- [Job] Can you give the data below again, starting with the line containing "plant-bar — [255, 482, 256, 510]" and going on through the line containing "legend-item-lepidoptera: Lepidoptera —", with "plant-bar" swapped for "plant-column" and everything else unchanged?

- [Data to process]
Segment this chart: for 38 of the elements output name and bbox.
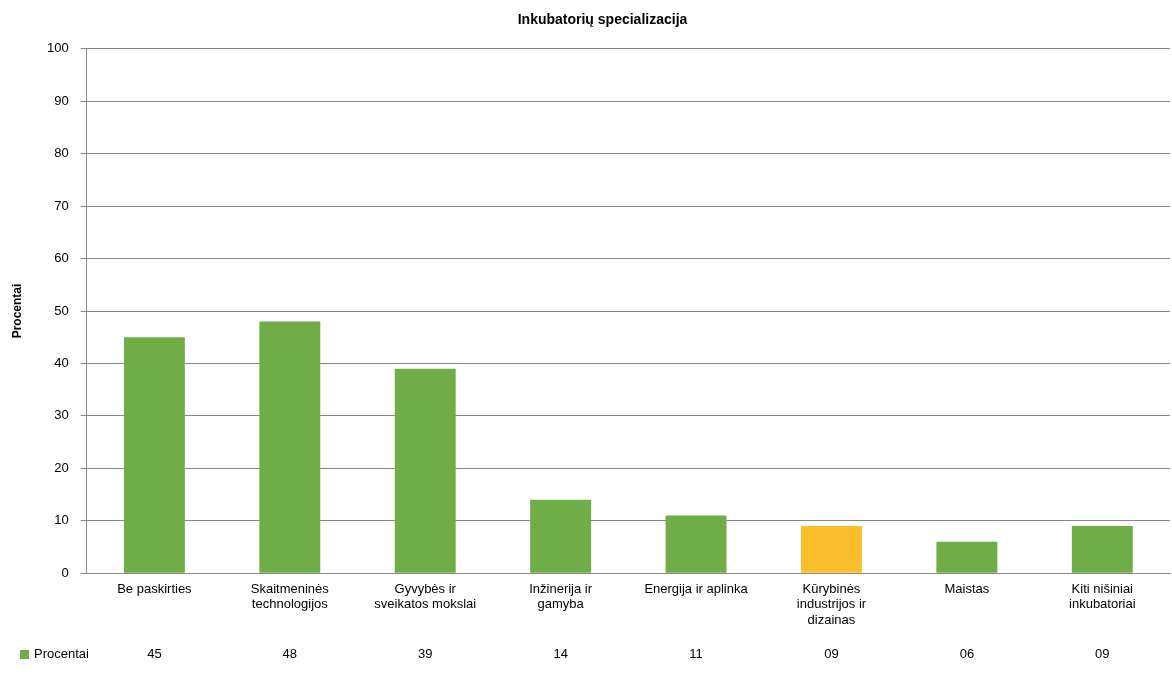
data-label: 11 (689, 645, 703, 661)
y-tick-label: 0 (61, 564, 69, 580)
y-tick-label: 10 (54, 512, 69, 528)
y-tick-label: 100 (46, 40, 69, 56)
bar (123, 337, 185, 573)
x-tick-label: Energija ir aplinka (644, 580, 749, 596)
x-tick-label: Gyvybės ir sveikatos mokslai (374, 580, 477, 612)
y-tick-label: 60 (54, 250, 69, 266)
bar (665, 515, 727, 573)
data-label: 06 (959, 645, 975, 661)
data-label: 45 (147, 645, 162, 661)
y-tick-label: 80 (54, 145, 69, 161)
bar (259, 321, 321, 573)
x-tick-label: Kūrybinės industrijos ir dizainas (796, 580, 867, 627)
bar (801, 526, 862, 573)
bar (936, 541, 998, 573)
x-tick-label: Be paskirties (117, 580, 193, 596)
y-tick-label: 40 (54, 355, 69, 371)
x-tick-label: Skaitmeninės technologijos (250, 580, 330, 612)
y-tick-label: 20 (54, 459, 69, 475)
legend-label: Procentai (34, 645, 90, 661)
x-tick-label: Kiti nišiniai inkubatoriai (1069, 580, 1136, 612)
y-tick-label: 30 (54, 407, 69, 423)
bar (530, 499, 592, 573)
y-tick-label: 50 (54, 302, 69, 318)
x-tick-label: Maistas (944, 580, 990, 596)
data-label: 09 (1095, 645, 1110, 661)
bar (1071, 526, 1133, 573)
y-tick-label: 70 (54, 197, 69, 213)
y-axis-title: Procentai (10, 283, 25, 339)
data-label: 39 (417, 645, 433, 661)
bar (394, 368, 456, 573)
data-label: 48 (282, 645, 298, 661)
data-label: 09 (824, 645, 839, 661)
x-tick-label: Inžinerija ir gamyba (529, 580, 593, 612)
chart-title: Inkubatorių specializacija (517, 11, 688, 28)
y-tick-label: 90 (54, 92, 69, 108)
data-label: 14 (553, 645, 568, 661)
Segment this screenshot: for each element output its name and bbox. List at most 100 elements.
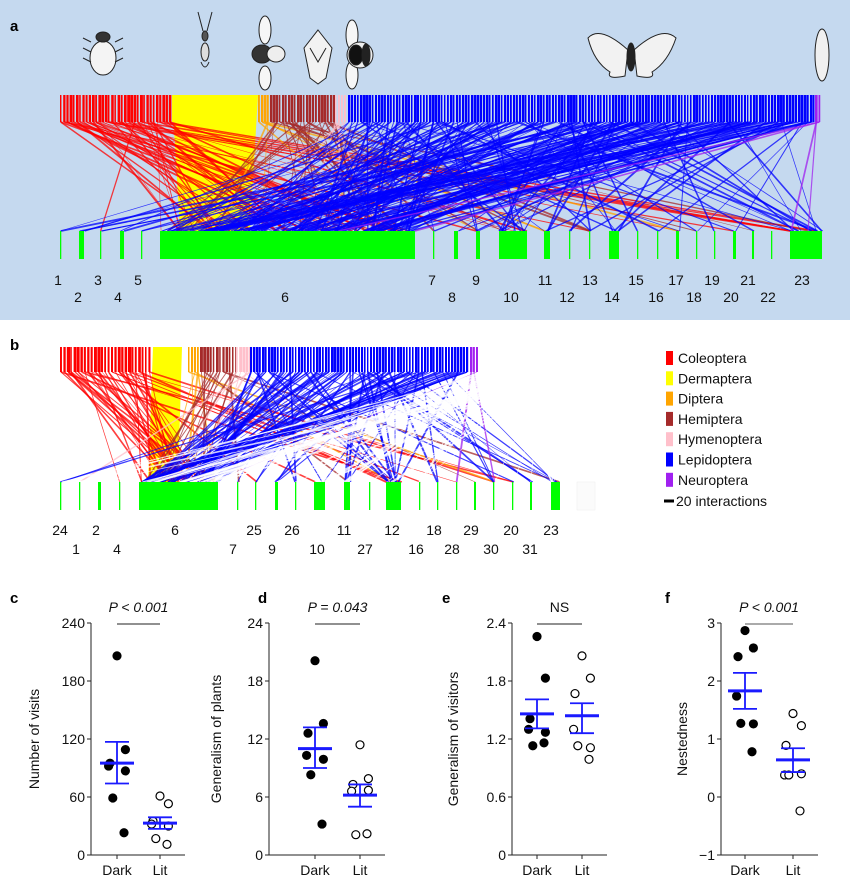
plant-bar — [255, 482, 256, 510]
insect-bar-neuroptera — [591, 347, 594, 372]
legend-label: Hemiptera — [678, 411, 743, 427]
insect-bar-neuroptera — [504, 347, 505, 372]
plant-bar — [437, 482, 438, 510]
data-point-lit — [586, 744, 594, 752]
data-point-dark — [109, 794, 117, 802]
insect-bar-coleoptera — [138, 347, 141, 372]
insect-bar-lepidoptera — [654, 95, 656, 122]
insect-bar-neuroptera — [507, 347, 509, 372]
insect-bar-lepidoptera — [669, 95, 671, 122]
insect-bar-lepidoptera — [442, 347, 444, 372]
insect-bar-hemiptera — [327, 95, 329, 122]
data-point-dark — [318, 820, 326, 828]
plant-bar — [369, 482, 370, 510]
significance-label: P = 0.043 — [308, 599, 368, 615]
plant-label: 25 — [246, 522, 262, 538]
insect-bar-lepidoptera — [391, 347, 393, 372]
insect-bar-hemiptera — [210, 347, 212, 372]
insect-bar-lepidoptera — [253, 347, 255, 372]
insect-bar-coleoptera — [79, 95, 81, 122]
insect-bar-lepidoptera — [357, 95, 359, 122]
plant-bar — [637, 231, 638, 259]
y-axis-label: Generalism of plants — [208, 675, 224, 803]
insect-bar-lepidoptera — [762, 95, 764, 122]
insect-bar-lepidoptera — [714, 95, 716, 122]
insect-bar-coleoptera — [137, 95, 139, 122]
insect-bar-lepidoptera — [418, 347, 419, 372]
legend-swatch — [666, 473, 673, 487]
insect-bar-hemiptera — [206, 347, 209, 372]
plant-label: 31 — [522, 541, 538, 557]
plant-bar — [344, 482, 350, 510]
insect-bar-lepidoptera — [672, 95, 675, 122]
insect-bar-coleoptera — [92, 95, 95, 122]
insect-bar-hemiptera — [213, 347, 214, 372]
insect-bar-lepidoptera — [720, 95, 723, 122]
insect-bar-neuroptera — [588, 347, 591, 372]
y-axis-label: Nestedness — [674, 702, 690, 776]
plant-bar — [752, 231, 754, 259]
insect-bar-lepidoptera — [510, 95, 512, 122]
x-tick-label: Dark — [300, 862, 331, 878]
data-point-dark — [113, 652, 121, 660]
insect-bar-lepidoptera — [409, 347, 411, 372]
plant-bar — [295, 482, 296, 510]
insect-bar-neuroptera — [513, 347, 516, 372]
legend-item-lepidoptera: Lepidoptera — [666, 452, 752, 468]
plant-label: 14 — [604, 289, 620, 305]
insect-bar-lepidoptera — [735, 95, 737, 122]
insect-bar-lepidoptera — [360, 95, 362, 122]
insect-bar-lepidoptera — [804, 95, 807, 122]
insect-bar-lepidoptera — [666, 95, 668, 122]
insect-bar-lepidoptera — [378, 95, 380, 122]
plant-label: 11 — [538, 272, 553, 288]
insect-bar-lepidoptera — [771, 95, 773, 122]
shape — [202, 31, 208, 41]
insect-bar-lepidoptera — [609, 95, 611, 122]
insect-bar-coleoptera — [127, 95, 130, 122]
x-tick-label: Lit — [786, 862, 801, 878]
insect-bar-lepidoptera — [292, 347, 294, 372]
plant-bar — [98, 482, 101, 510]
y-tick-label: 2 — [707, 673, 715, 689]
insect-bar-lepidoptera — [414, 95, 417, 122]
plant-bar — [119, 482, 120, 510]
insect-bar-hymenoptera — [236, 347, 238, 372]
plant-label: 16 — [408, 541, 424, 557]
plant-label: 26 — [284, 522, 300, 538]
insect-bar-coleoptera — [143, 95, 145, 122]
plant-bar — [419, 482, 420, 510]
panel-a-label: a — [10, 18, 19, 35]
insect-bar-hymenoptera — [246, 347, 249, 372]
insect-bar-lepidoptera — [807, 95, 809, 122]
plant-bar — [79, 231, 84, 259]
legend-item-hymenoptera: Hymenoptera — [666, 431, 762, 447]
plant-label: 27 — [357, 541, 373, 557]
insect-bar-coleoptera — [108, 347, 110, 372]
plant-label: 1 — [72, 541, 80, 557]
insect-bar-lepidoptera — [642, 95, 644, 122]
insect-bar-lepidoptera — [346, 347, 348, 372]
y-tick-label: 0 — [707, 789, 715, 805]
insect-bar-neuroptera — [555, 347, 558, 372]
insect-bar-lepidoptera — [417, 95, 419, 122]
insect-bar-lepidoptera — [543, 95, 545, 122]
plant-bar — [790, 231, 822, 259]
insect-bar-hemiptera — [226, 347, 228, 372]
plant-label: 12 — [384, 522, 400, 538]
data-point-dark — [748, 748, 756, 756]
insect-bar-lepidoptera — [354, 95, 356, 122]
insect-bar-hemiptera — [312, 95, 314, 122]
data-point-lit — [574, 742, 582, 750]
insect-bar-lepidoptera — [708, 95, 710, 122]
plant-bar — [696, 231, 697, 259]
insect-bar-lepidoptera — [351, 95, 353, 122]
insect-bar-lepidoptera — [759, 95, 762, 122]
plant-label: 3 — [94, 272, 102, 288]
insect-bar-hemiptera — [232, 347, 233, 372]
insect-bar-coleoptera — [70, 347, 72, 372]
plant-bar — [512, 482, 513, 510]
insect-bar-lepidoptera — [369, 95, 371, 122]
insect-bar-lepidoptera — [645, 95, 648, 122]
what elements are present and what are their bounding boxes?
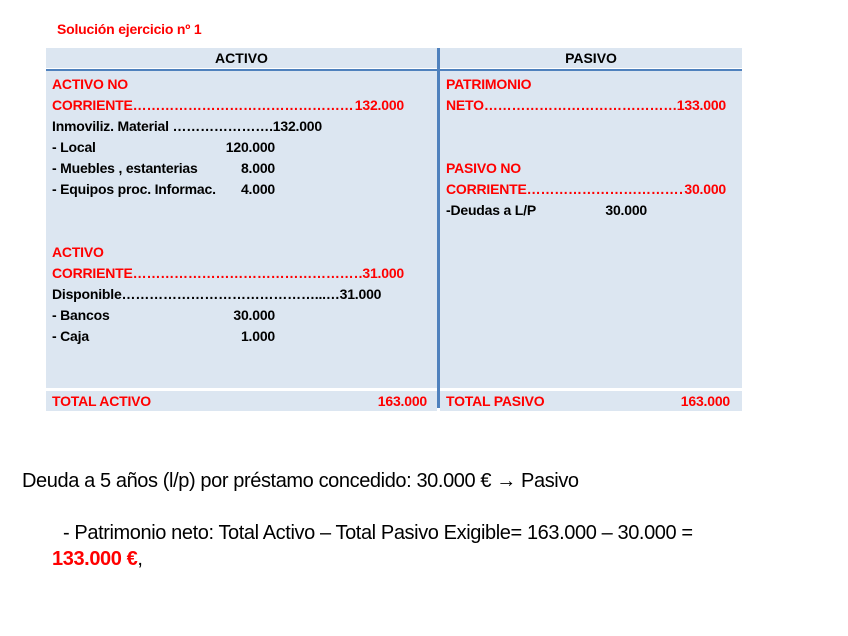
table-row: - Bancos 30.000 <box>52 307 275 323</box>
column-divider <box>437 48 440 408</box>
table-row <box>46 200 437 221</box>
table-body-row: ACTIVO NO CORRIENTE…………………………………………………………… <box>46 71 742 388</box>
total-pasivo-value: 163.000 <box>680 393 730 409</box>
table-row: CORRIENTE…………………………………………………………………………………… <box>52 265 404 281</box>
table-header-row: ACTIVO PASIVO <box>46 48 742 68</box>
total-activo-value: 163.000 <box>377 393 427 409</box>
patrimonio-result-suffix: , <box>137 548 143 570</box>
total-pasivo-label: TOTAL PASIVO <box>446 393 545 409</box>
header-gap <box>46 68 742 69</box>
table-row: -Deudas a L/P 30.000 <box>446 202 647 218</box>
total-activo-cell: TOTAL ACTIVO 163.000 <box>46 391 437 411</box>
table-row: - Local 120.000 <box>52 139 275 155</box>
table-row: Disponible……………………………………...…31.000 <box>52 286 382 302</box>
table-row: CORRIENTE…………………………………………………………………………………… <box>446 181 726 197</box>
patrimonio-result-value: 133.000 € <box>52 548 138 570</box>
table-row <box>46 221 437 242</box>
header-underline <box>46 69 742 71</box>
header-activo: ACTIVO <box>46 48 437 68</box>
table-row: - Muebles , estanterias 8.000 <box>52 160 275 176</box>
pasivo-column: PATRIMONIO NETO……………………………………………………………………… <box>440 71 742 388</box>
table-row: NETO………………………………………………………………………………………………… <box>446 97 726 113</box>
header-pasivo: PASIVO <box>440 48 742 68</box>
table-row: PASIVO NO <box>446 160 521 176</box>
table-row: - Caja 1.000 <box>52 328 275 344</box>
activo-column: ACTIVO NO CORRIENTE…………………………………………………………… <box>46 71 437 388</box>
page-title: Solución ejercicio nº 1 <box>57 21 202 37</box>
table-row: - Equipos proc. Informac. 4.000 <box>52 181 275 197</box>
table-row <box>440 137 742 158</box>
table-total-row: TOTAL ACTIVO 163.000 TOTAL PASIVO 163.00… <box>46 391 742 411</box>
note-patrimonio-formula: - Patrimonio neto: Total Activo – Total … <box>63 522 693 544</box>
total-pasivo-cell: TOTAL PASIVO 163.000 <box>440 391 742 411</box>
table-row: CORRIENTE…………………………………………………………………………………… <box>52 97 404 113</box>
table-row: PATRIMONIO <box>446 76 532 92</box>
balance-sheet-table: ACTIVO PASIVO ACTIVO NO CORRIENTE……………………… <box>46 48 742 411</box>
note-patrimonio-result: 133.000 €, <box>52 548 143 571</box>
table-row: Inmoviliz. Material ………………….132.000 <box>52 118 322 134</box>
total-separator <box>46 388 742 391</box>
total-activo-label: TOTAL ACTIVO <box>52 393 151 409</box>
table-row: ACTIVO <box>52 244 104 260</box>
note-deuda: Deuda a 5 años (l/p) por préstamo conced… <box>22 470 579 492</box>
table-row <box>440 116 742 137</box>
table-row: ACTIVO NO <box>52 76 128 92</box>
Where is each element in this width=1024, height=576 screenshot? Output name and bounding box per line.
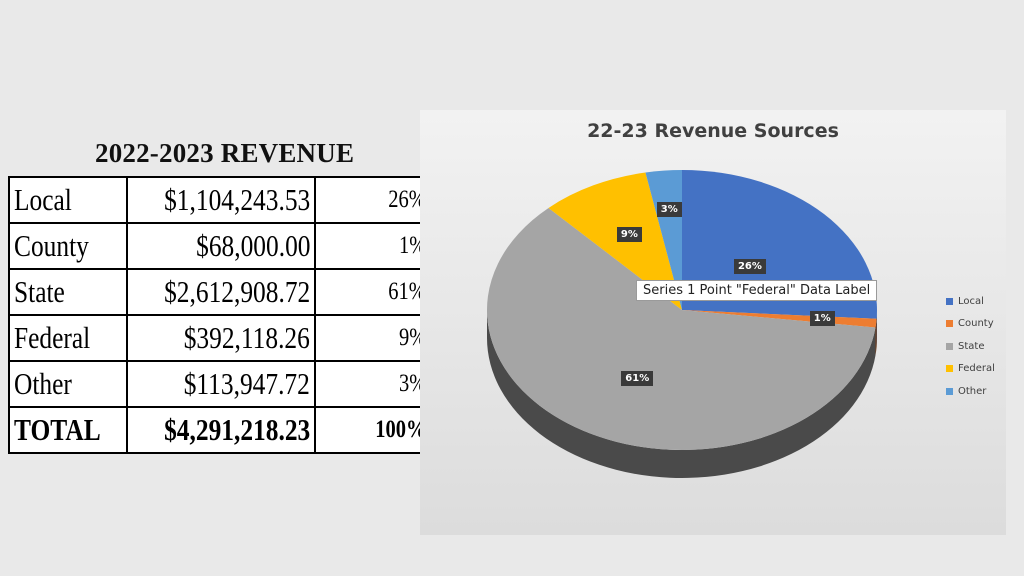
legend-item-federal[interactable]: Federal	[946, 358, 995, 381]
legend-swatch	[946, 320, 953, 328]
legend-label: Other	[958, 385, 987, 397]
row-name-text: Other	[14, 366, 72, 401]
table-row: Federal $392,118.26 9%	[8, 314, 433, 362]
chart-legend[interactable]: Local County State Federal Other	[946, 290, 995, 403]
data-label-tooltip: Series 1 Point "Federal" Data Label	[636, 280, 878, 301]
pie-slices[interactable]	[487, 170, 877, 450]
data-label-county[interactable]: 1%	[809, 311, 835, 327]
row-amount: $392,118.26	[125, 314, 317, 362]
data-label-other[interactable]: 3%	[656, 201, 682, 217]
row-amount-text: $392,118.26	[184, 320, 311, 355]
legend-swatch	[946, 387, 953, 395]
row-name: Local	[8, 176, 128, 224]
row-name: County	[8, 222, 128, 270]
legend-item-other[interactable]: Other	[946, 380, 995, 403]
pie-slice-federal[interactable]	[548, 172, 682, 310]
row-percent: 3%	[314, 360, 433, 408]
row-amount-text: $113,947.72	[184, 366, 311, 401]
row-amount-text: $1,104,243.53	[164, 182, 311, 217]
data-label-state[interactable]: 61%	[621, 370, 654, 386]
table-row: State $2,612,908.72 61%	[8, 268, 433, 316]
row-percent-text: 26%	[388, 186, 427, 213]
row-name-text: Local	[14, 182, 72, 217]
legend-label: County	[958, 318, 994, 330]
row-amount: $113,947.72	[125, 360, 317, 408]
pie-side-walls	[487, 310, 877, 479]
row-name: Other	[8, 360, 128, 408]
pie-side-county	[875, 318, 877, 356]
legend-item-local[interactable]: Local	[946, 290, 995, 313]
row-amount: $1,104,243.53	[125, 176, 317, 224]
row-percent: 1%	[314, 222, 433, 270]
total-name-text: TOTAL	[14, 412, 101, 447]
row-name-text: State	[14, 274, 65, 309]
legend-swatch	[946, 297, 953, 305]
row-percent: 9%	[314, 314, 433, 362]
legend-item-county[interactable]: County	[946, 313, 995, 336]
total-amount: $4,291,218.23	[125, 406, 317, 454]
row-name: State	[8, 268, 128, 316]
row-percent-text: 61%	[388, 278, 427, 305]
total-amount-text: $4,291,218.23	[164, 412, 311, 447]
legend-swatch	[946, 342, 953, 350]
chart-title: 22-23 Revenue Sources	[587, 120, 839, 142]
table-row: Other $113,947.72 3%	[8, 360, 433, 408]
row-name-text: County	[14, 228, 89, 263]
row-amount: $2,612,908.72	[125, 268, 317, 316]
table-row: Local $1,104,243.53 26%	[8, 176, 433, 224]
total-name: TOTAL	[8, 406, 128, 454]
row-percent: 61%	[314, 268, 433, 316]
row-amount-text: $2,612,908.72	[164, 274, 311, 309]
legend-swatch	[946, 365, 953, 373]
table-row: County $68,000.00 1%	[8, 222, 433, 270]
row-name: Federal	[8, 314, 128, 362]
revenue-table: Local $1,104,243.53 26% County $68,000.0…	[8, 176, 433, 454]
pie-side-state	[487, 310, 876, 479]
row-amount: $68,000.00	[125, 222, 317, 270]
legend-label: State	[958, 340, 985, 352]
legend-item-state[interactable]: State	[946, 335, 995, 358]
pie-slice-state[interactable]	[487, 207, 876, 450]
data-label-local[interactable]: 26%	[733, 258, 766, 274]
total-percent: 100%	[314, 406, 433, 454]
row-amount-text: $68,000.00	[195, 228, 311, 263]
table-title: 2022-2023 REVENUE	[95, 138, 355, 168]
row-name-text: Federal	[14, 320, 91, 355]
legend-label: Federal	[958, 363, 995, 375]
legend-label: Local	[958, 295, 984, 307]
pie-chart[interactable]	[420, 110, 1006, 535]
chart-area[interactable]: 22-23 Revenue Sources 26% 1% 61% 9% 3% Serie…	[420, 110, 1006, 535]
row-percent: 26%	[314, 176, 433, 224]
table-total-row: TOTAL $4,291,218.23 100%	[8, 406, 433, 454]
total-percent-text: 100%	[375, 416, 427, 443]
data-label-federal[interactable]: 9%	[616, 227, 642, 243]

- [Written reply]
plant-column — [255, 482, 256, 510]
insect-bar-neuroptera — [591, 347, 594, 372]
legend-label: Hemiptera — [678, 411, 743, 427]
insect-bar-neuroptera — [504, 347, 505, 372]
plant-column — [437, 482, 438, 510]
data-point-lit — [586, 744, 594, 752]
data-point-dark — [109, 794, 117, 802]
insect-bar-coleoptera — [138, 347, 141, 372]
insect-bar-lepidoptera — [654, 95, 656, 122]
insect-bar-neuroptera — [507, 347, 509, 372]
insect-bar-lepidoptera — [669, 95, 671, 122]
insect-bar-lepidoptera — [442, 347, 444, 372]
insect-bar-hemiptera — [327, 95, 329, 122]
data-point-dark — [318, 820, 326, 828]
plant-column — [369, 482, 370, 510]
significance-label: P = 0.043 — [308, 599, 368, 615]
plant-label: 25 — [246, 522, 262, 538]
insect-bar-lepidoptera — [391, 347, 393, 372]
insect-bar-hemiptera — [210, 347, 212, 372]
insect-bar-lepidoptera — [253, 347, 255, 372]
insect-bar-coleoptera — [79, 95, 81, 122]
insect-bar-lepidoptera — [357, 95, 359, 122]
plant-column — [637, 231, 638, 259]
y-axis-label: Generalism of plants — [208, 675, 224, 803]
insect-bar-lepidoptera — [762, 95, 764, 122]
insect-bar-lepidoptera — [714, 95, 716, 122]
insect-bar-coleoptera — [137, 95, 139, 122]
insect-bar-lepidoptera — [418, 347, 419, 372]
legend-swatch — [666, 473, 673, 487]
insect-bar-hemiptera — [206, 347, 209, 372]
plant-label: 31 — [522, 541, 538, 557]
plant-column — [344, 482, 350, 510]
insect-bar-lepidoptera — [672, 95, 675, 122]
insect-bar-coleoptera — [92, 95, 95, 122]
insect-bar-hemiptera — [213, 347, 214, 372]
insect-bar-lepidoptera — [720, 95, 723, 122]
insect-bar-neuroptera — [588, 347, 591, 372]
y-axis-label: Nestedness — [674, 702, 690, 776]
plant-column — [752, 231, 754, 259]
insect-bar-lepidoptera — [510, 95, 512, 122]
x-tick-label: Dark — [300, 862, 331, 878]
data-point-dark — [113, 652, 121, 660]
insect-bar-lepidoptera — [409, 347, 411, 372]
plant-column — [295, 482, 296, 510]
insect-bar-neuroptera — [513, 347, 516, 372]
legend-item-lepidoptera: Lepidoptera — [666, 452, 752, 468]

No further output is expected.